Dataset rows about figures:
#####
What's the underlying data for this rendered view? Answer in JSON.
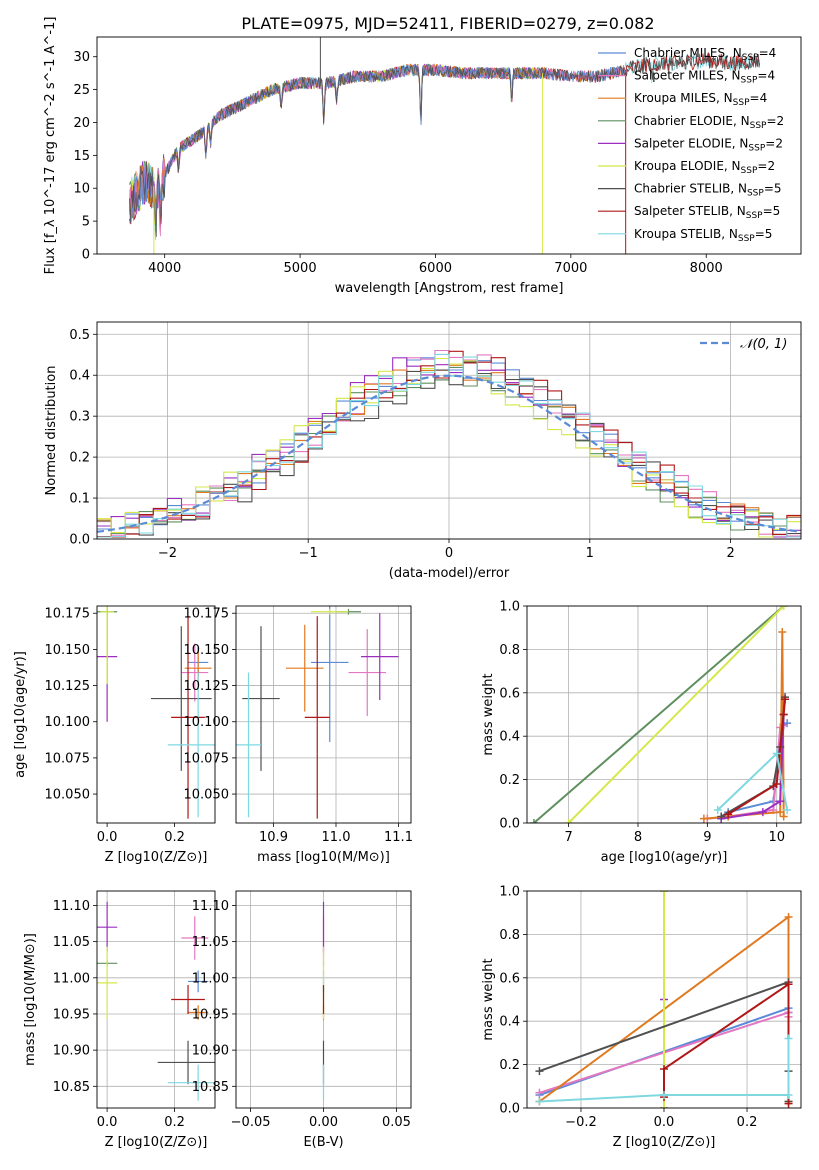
{
  "figure_title": "PLATE=0975, MJD=52411, FIBERID=0279, z=0.082",
  "colors": {
    "Chabrier MILES": "#5b8bd6",
    "Salpeter MILES": "#e377c2",
    "Kroupa MILES": "#e07a20",
    "Chabrier ELODIE": "#5f8f5f",
    "Salpeter ELODIE": "#9b30c0",
    "Kroupa ELODIE": "#d4e84a",
    "Chabrier STELIB": "#505050",
    "Salpeter STELIB": "#b01818",
    "Kroupa STELIB": "#7fd8e0"
  },
  "chart_data": [
    {
      "id": "spectrum",
      "type": "line",
      "title": "PLATE=0975, MJD=52411, FIBERID=0279, z=0.082",
      "xlabel": "wavelength [Angstrom, rest frame]",
      "ylabel": "Flux [f_λ 10^-17 erg cm^-2 s^-1 A^-1]",
      "xlim": [
        3500,
        8700
      ],
      "ylim": [
        0,
        33
      ],
      "xticks": [
        4000,
        5000,
        6000,
        7000,
        8000
      ],
      "yticks": [
        0,
        5,
        10,
        15,
        20,
        25,
        30
      ],
      "grid": false,
      "legend_position": "top-right",
      "legend": [
        {
          "name": "Chabrier MILES",
          "label": "Chabrier MILES, N",
          "sub": "SSP",
          "suffix": "=4"
        },
        {
          "name": "Salpeter MILES",
          "label": "Salpeter MILES, N",
          "sub": "SSP",
          "suffix": "=4"
        },
        {
          "name": "Kroupa MILES",
          "label": "Kroupa MILES, N",
          "sub": "SSP",
          "suffix": "=4"
        },
        {
          "name": "Chabrier ELODIE",
          "label": "Chabrier ELODIE, N",
          "sub": "SSP",
          "suffix": "=2"
        },
        {
          "name": "Salpeter ELODIE",
          "label": "Salpeter ELODIE, N",
          "sub": "SSP",
          "suffix": "=2"
        },
        {
          "name": "Kroupa ELODIE",
          "label": "Kroupa ELODIE, N",
          "sub": "SSP",
          "suffix": "=2"
        },
        {
          "name": "Chabrier STELIB",
          "label": "Chabrier STELIB, N",
          "sub": "SSP",
          "suffix": "=5"
        },
        {
          "name": "Salpeter STELIB",
          "label": "Salpeter STELIB, N",
          "sub": "SSP",
          "suffix": "=5"
        },
        {
          "name": "Kroupa STELIB",
          "label": "Kroupa STELIB, N",
          "sub": "SSP",
          "suffix": "=5"
        }
      ],
      "continuum_points": [
        [
          3750,
          8
        ],
        [
          3850,
          11
        ],
        [
          3950,
          10
        ],
        [
          4000,
          12
        ],
        [
          4100,
          16
        ],
        [
          4250,
          18
        ],
        [
          4400,
          21
        ],
        [
          4600,
          23
        ],
        [
          4800,
          25
        ],
        [
          5000,
          26
        ],
        [
          5200,
          26
        ],
        [
          5400,
          27
        ],
        [
          5600,
          27
        ],
        [
          5800,
          28
        ],
        [
          6000,
          28
        ],
        [
          6200,
          27.5
        ],
        [
          6500,
          27.5
        ],
        [
          6800,
          27.5
        ],
        [
          7000,
          27
        ],
        [
          7200,
          27
        ],
        [
          7400,
          28
        ],
        [
          7600,
          29
        ],
        [
          7800,
          29
        ],
        [
          8000,
          29.5
        ],
        [
          8200,
          29
        ],
        [
          8400,
          29.5
        ]
      ],
      "absorption_lines": [
        [
          3934,
          -6
        ],
        [
          3968,
          -5
        ],
        [
          4102,
          -3
        ],
        [
          4304,
          -4
        ],
        [
          4340,
          -3
        ],
        [
          4861,
          -3
        ],
        [
          5175,
          -6
        ],
        [
          5270,
          -3
        ],
        [
          5892,
          -8
        ],
        [
          6563,
          -4
        ],
        [
          7600,
          -2
        ]
      ],
      "spikes": [
        [
          5150,
          "Chabrier STELIB",
          33
        ],
        [
          3920,
          "Kroupa ELODIE",
          0
        ],
        [
          6790,
          "Kroupa ELODIE",
          0
        ],
        [
          7405,
          "Salpeter STELIB",
          0
        ]
      ],
      "spectrum_end": {
        "MILES": 7400,
        "ELODIE": 6790,
        "STELIB": 8400
      }
    },
    {
      "id": "residuals",
      "type": "histogram",
      "xlabel": "(data-model)/error",
      "ylabel": "Normed distribution",
      "xlim": [
        -2.5,
        2.5
      ],
      "ylim": [
        0,
        0.53
      ],
      "xticks": [
        -2,
        -1,
        0,
        1,
        2
      ],
      "yticks": [
        0.0,
        0.1,
        0.2,
        0.3,
        0.4,
        0.5
      ],
      "grid": true,
      "bin_width": 0.1,
      "legend_position": "top-right",
      "reference_curve": {
        "name": "N(0,1)",
        "label": "𝒩(0, 1)",
        "style": "dashed",
        "color": "#5b8bd6"
      },
      "histogram_series": [
        {
          "name": "Chabrier MILES",
          "amplitude": 0.42,
          "offset": 0.03
        },
        {
          "name": "Salpeter MILES",
          "amplitude": 0.43,
          "offset": 0.06
        },
        {
          "name": "Kroupa MILES",
          "amplitude": 0.41,
          "offset": 0.02
        },
        {
          "name": "Chabrier ELODIE",
          "amplitude": 0.4,
          "offset": -0.02
        },
        {
          "name": "Salpeter ELODIE",
          "amplitude": 0.44,
          "offset": 0.01
        },
        {
          "name": "Kroupa ELODIE",
          "amplitude": 0.41,
          "offset": -0.05
        },
        {
          "name": "Chabrier STELIB",
          "amplitude": 0.4,
          "offset": 0.08
        },
        {
          "name": "Salpeter STELIB",
          "amplitude": 0.43,
          "offset": 0.1
        },
        {
          "name": "Kroupa STELIB",
          "amplitude": 0.42,
          "offset": 0.04
        }
      ]
    },
    {
      "id": "age_vs_Z",
      "type": "errorbar",
      "xlabel": "Z [log10(Z/Z⊙)]",
      "ylabel": "age [log10(age/yr)]",
      "xlim": [
        -0.03,
        0.32
      ],
      "ylim": [
        10.03,
        10.18
      ],
      "xticks": [
        0.0,
        0.2
      ],
      "yticks": [
        10.05,
        10.075,
        10.1,
        10.125,
        10.15,
        10.175
      ],
      "grid": false,
      "points": [
        {
          "name": "Chabrier MILES",
          "x": 0.27,
          "y": 10.141,
          "xerr": 0.03,
          "yerr": 0.01
        },
        {
          "name": "Salpeter MILES",
          "x": 0.26,
          "y": 10.134,
          "xerr": 0.04,
          "yerr": 0.02
        },
        {
          "name": "Kroupa MILES",
          "x": 0.27,
          "y": 10.137,
          "xerr": 0.04,
          "yerr": 0.012
        },
        {
          "name": "Chabrier ELODIE",
          "x": 0.0,
          "y": 10.176,
          "xerr": 0.03,
          "yerr": 0.002
        },
        {
          "name": "Salpeter ELODIE",
          "x": 0.0,
          "y": 10.145,
          "xerr": 0.03,
          "yerr": 0.045
        },
        {
          "name": "Kroupa ELODIE",
          "x": 0.0,
          "y": 10.176,
          "xerr": 0.02,
          "yerr": 0.05
        },
        {
          "name": "Chabrier STELIB",
          "x": 0.22,
          "y": 10.116,
          "xerr": 0.09,
          "yerr": 0.05
        },
        {
          "name": "Salpeter STELIB",
          "x": 0.24,
          "y": 10.103,
          "xerr": 0.05,
          "yerr": 0.07
        },
        {
          "name": "Kroupa STELIB",
          "x": 0.27,
          "y": 10.084,
          "xerr": 0.09,
          "yerr": 0.05
        }
      ]
    },
    {
      "id": "age_vs_mass",
      "type": "errorbar",
      "xlabel": "mass [log10(M/M⊙)]",
      "ylabel": "",
      "xlim": [
        10.84,
        11.12
      ],
      "ylim": [
        10.03,
        10.18
      ],
      "xticks": [
        10.9,
        11.0,
        11.1
      ],
      "yticks": [
        10.05,
        10.075,
        10.1,
        10.125,
        10.15,
        10.175
      ],
      "grid": true,
      "points": [
        {
          "name": "Chabrier MILES",
          "x": 10.99,
          "y": 10.141,
          "xerr": 0.03,
          "yerr": 0.055
        },
        {
          "name": "Salpeter MILES",
          "x": 11.05,
          "y": 10.134,
          "xerr": 0.03,
          "yerr": 0.03
        },
        {
          "name": "Kroupa MILES",
          "x": 10.95,
          "y": 10.137,
          "xerr": 0.03,
          "yerr": 0.03
        },
        {
          "name": "Chabrier ELODIE",
          "x": 11.02,
          "y": 10.176,
          "xerr": 0.02,
          "yerr": 0.002
        },
        {
          "name": "Salpeter ELODIE",
          "x": 11.07,
          "y": 10.145,
          "xerr": 0.03,
          "yerr": 0.03
        },
        {
          "name": "Kroupa ELODIE",
          "x": 10.99,
          "y": 10.176,
          "xerr": 0.03,
          "yerr": 0.002
        },
        {
          "name": "Chabrier STELIB",
          "x": 10.88,
          "y": 10.116,
          "xerr": 0.03,
          "yerr": 0.05
        },
        {
          "name": "Salpeter STELIB",
          "x": 10.97,
          "y": 10.103,
          "xerr": 0.02,
          "yerr": 0.07
        },
        {
          "name": "Kroupa STELIB",
          "x": 10.86,
          "y": 10.084,
          "xerr": 0.02,
          "yerr": 0.05
        }
      ]
    },
    {
      "id": "massweight_vs_age",
      "type": "line",
      "xlabel": "age [log10(age/yr)]",
      "ylabel": "mass weight",
      "xlim": [
        6.4,
        10.35
      ],
      "ylim": [
        0,
        1
      ],
      "xticks": [
        7,
        8,
        9,
        10
      ],
      "yticks": [
        0.0,
        0.2,
        0.4,
        0.6,
        0.8,
        1.0
      ],
      "grid": true,
      "series": [
        {
          "name": "Chabrier MILES",
          "x": [
            9.2,
            9.3,
            9.95,
            10.1,
            10.15
          ],
          "y": [
            0.02,
            0.05,
            0.1,
            0.45,
            0.46
          ]
        },
        {
          "name": "Salpeter MILES",
          "x": [
            9.0,
            9.3,
            9.95,
            10.05,
            10.1
          ],
          "y": [
            0.02,
            0.03,
            0.06,
            0.44,
            0.45
          ]
        },
        {
          "name": "Kroupa MILES",
          "x": [
            8.95,
            9.3,
            10.05,
            10.08,
            10.1
          ],
          "y": [
            0.02,
            0.03,
            0.05,
            0.88,
            0.03
          ]
        },
        {
          "name": "Chabrier ELODIE",
          "x": [
            6.5,
            10.1
          ],
          "y": [
            0.0,
            1.0
          ]
        },
        {
          "name": "Salpeter ELODIE",
          "x": [
            9.2,
            9.8,
            10.05,
            10.1
          ],
          "y": [
            0.02,
            0.05,
            0.1,
            0.5
          ]
        },
        {
          "name": "Kroupa ELODIE",
          "x": [
            7.0,
            10.1
          ],
          "y": [
            0.0,
            1.0
          ]
        },
        {
          "name": "Chabrier STELIB",
          "x": [
            9.2,
            9.95,
            10.05,
            10.12
          ],
          "y": [
            0.03,
            0.17,
            0.35,
            0.58
          ]
        },
        {
          "name": "Salpeter STELIB",
          "x": [
            9.3,
            10.0,
            10.1,
            10.12
          ],
          "y": [
            0.04,
            0.18,
            0.5,
            0.57
          ]
        },
        {
          "name": "Kroupa STELIB",
          "x": [
            9.15,
            10.0,
            10.15
          ],
          "y": [
            0.06,
            0.32,
            0.06
          ]
        }
      ]
    },
    {
      "id": "mass_vs_Z",
      "type": "errorbar",
      "xlabel": "Z [log10(Z/Z⊙)]",
      "ylabel": "mass [log10(M/M⊙)]",
      "xlim": [
        -0.03,
        0.32
      ],
      "ylim": [
        10.82,
        11.12
      ],
      "xticks": [
        0.0,
        0.2
      ],
      "yticks": [
        10.85,
        10.9,
        10.95,
        11.0,
        11.05,
        11.1
      ],
      "grid": true,
      "points": [
        {
          "name": "Chabrier MILES",
          "x": 0.27,
          "y": 10.995,
          "xerr": 0.03,
          "yerr": 0.015
        },
        {
          "name": "Salpeter MILES",
          "x": 0.26,
          "y": 11.055,
          "xerr": 0.04,
          "yerr": 0.03
        },
        {
          "name": "Kroupa MILES",
          "x": 0.27,
          "y": 10.952,
          "xerr": 0.03,
          "yerr": 0.01
        },
        {
          "name": "Chabrier ELODIE",
          "x": 0.0,
          "y": 11.02,
          "xerr": 0.03,
          "yerr": 0.004
        },
        {
          "name": "Salpeter ELODIE",
          "x": 0.0,
          "y": 11.07,
          "xerr": 0.03,
          "yerr": 0.035
        },
        {
          "name": "Kroupa ELODIE",
          "x": 0.0,
          "y": 10.993,
          "xerr": 0.03,
          "yerr": 0.05
        },
        {
          "name": "Chabrier STELIB",
          "x": 0.24,
          "y": 10.883,
          "xerr": 0.09,
          "yerr": 0.03
        },
        {
          "name": "Salpeter STELIB",
          "x": 0.24,
          "y": 10.97,
          "xerr": 0.05,
          "yerr": 0.02
        },
        {
          "name": "Kroupa STELIB",
          "x": 0.27,
          "y": 10.855,
          "xerr": 0.09,
          "yerr": 0.025
        }
      ]
    },
    {
      "id": "mass_vs_EBV",
      "type": "errorbar",
      "xlabel": "E(B-V)",
      "ylabel": "",
      "xlim": [
        -0.06,
        0.06
      ],
      "ylim": [
        10.82,
        11.12
      ],
      "xticks": [
        -0.05,
        0.0,
        0.05
      ],
      "yticks": [
        10.85,
        10.9,
        10.95,
        11.0,
        11.05,
        11.1
      ],
      "grid": true,
      "points": [
        {
          "name": "Chabrier MILES",
          "x": 0.0,
          "y": 10.995,
          "xerr": 0.0,
          "yerr": 0.015
        },
        {
          "name": "Salpeter MILES",
          "x": 0.0,
          "y": 11.055,
          "xerr": 0.0,
          "yerr": 0.03
        },
        {
          "name": "Kroupa MILES",
          "x": 0.0,
          "y": 10.952,
          "xerr": 0.0,
          "yerr": 0.01
        },
        {
          "name": "Chabrier ELODIE",
          "x": 0.0,
          "y": 11.02,
          "xerr": 0.0,
          "yerr": 0.004
        },
        {
          "name": "Salpeter ELODIE",
          "x": 0.0,
          "y": 11.07,
          "xerr": 0.0,
          "yerr": 0.035
        },
        {
          "name": "Kroupa ELODIE",
          "x": 0.0,
          "y": 10.993,
          "xerr": 0.0,
          "yerr": 0.05
        },
        {
          "name": "Chabrier STELIB",
          "x": 0.0,
          "y": 10.883,
          "xerr": 0.0,
          "yerr": 0.03
        },
        {
          "name": "Salpeter STELIB",
          "x": 0.0,
          "y": 10.97,
          "xerr": 0.0,
          "yerr": 0.02
        },
        {
          "name": "Kroupa STELIB",
          "x": 0.0,
          "y": 10.855,
          "xerr": 0.0,
          "yerr": 0.025
        }
      ]
    },
    {
      "id": "massweight_vs_Z",
      "type": "line",
      "xlabel": "Z [log10(Z/Z⊙)]",
      "ylabel": "mass weight",
      "xlim": [
        -0.33,
        0.33
      ],
      "ylim": [
        0,
        1
      ],
      "xticks": [
        -0.2,
        0.0,
        0.2
      ],
      "yticks": [
        0.0,
        0.2,
        0.4,
        0.6,
        0.8,
        1.0
      ],
      "grid": true,
      "series": [
        {
          "name": "Chabrier MILES",
          "x": [
            -0.3,
            0.3,
            0.3
          ],
          "y": [
            0.06,
            0.46,
            0.44
          ]
        },
        {
          "name": "Salpeter MILES",
          "x": [
            -0.3,
            0.3,
            0.3
          ],
          "y": [
            0.07,
            0.44,
            0.42
          ]
        },
        {
          "name": "Kroupa MILES",
          "x": [
            -0.3,
            0.3,
            0.3
          ],
          "y": [
            0.03,
            0.88,
            0.03
          ]
        },
        {
          "name": "Chabrier ELODIE",
          "x": [
            0.0,
            0.0
          ],
          "y": [
            1.0,
            0.0
          ]
        },
        {
          "name": "Salpeter ELODIE",
          "x": [
            0.0,
            0.0
          ],
          "y": [
            0.5,
            0.0
          ]
        },
        {
          "name": "Kroupa ELODIE",
          "x": [
            0.0,
            0.0
          ],
          "y": [
            1.0,
            0.0
          ]
        },
        {
          "name": "Chabrier STELIB",
          "x": [
            -0.3,
            0.3,
            0.3,
            0.3
          ],
          "y": [
            0.17,
            0.58,
            0.17,
            0.03
          ]
        },
        {
          "name": "Salpeter STELIB",
          "x": [
            0.0,
            0.0,
            0.3,
            0.3
          ],
          "y": [
            0.05,
            0.18,
            0.57,
            0.02
          ]
        },
        {
          "name": "Kroupa STELIB",
          "x": [
            -0.3,
            0.0,
            0.3,
            0.3
          ],
          "y": [
            0.03,
            0.06,
            0.06,
            0.32
          ]
        }
      ]
    }
  ]
}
#####
- **WHAT YOU HAVE TO DO**
From the data above, copy each line where the string "PLATE" appears.

- **RESULT FOR THIS EXERCISE**
  "figure_title": "PLATE=0975, MJD=52411, FIBERID=0279, z=0.082",
      "title": "PLATE=0975, MJD=52411, FIBERID=0279, z=0.082",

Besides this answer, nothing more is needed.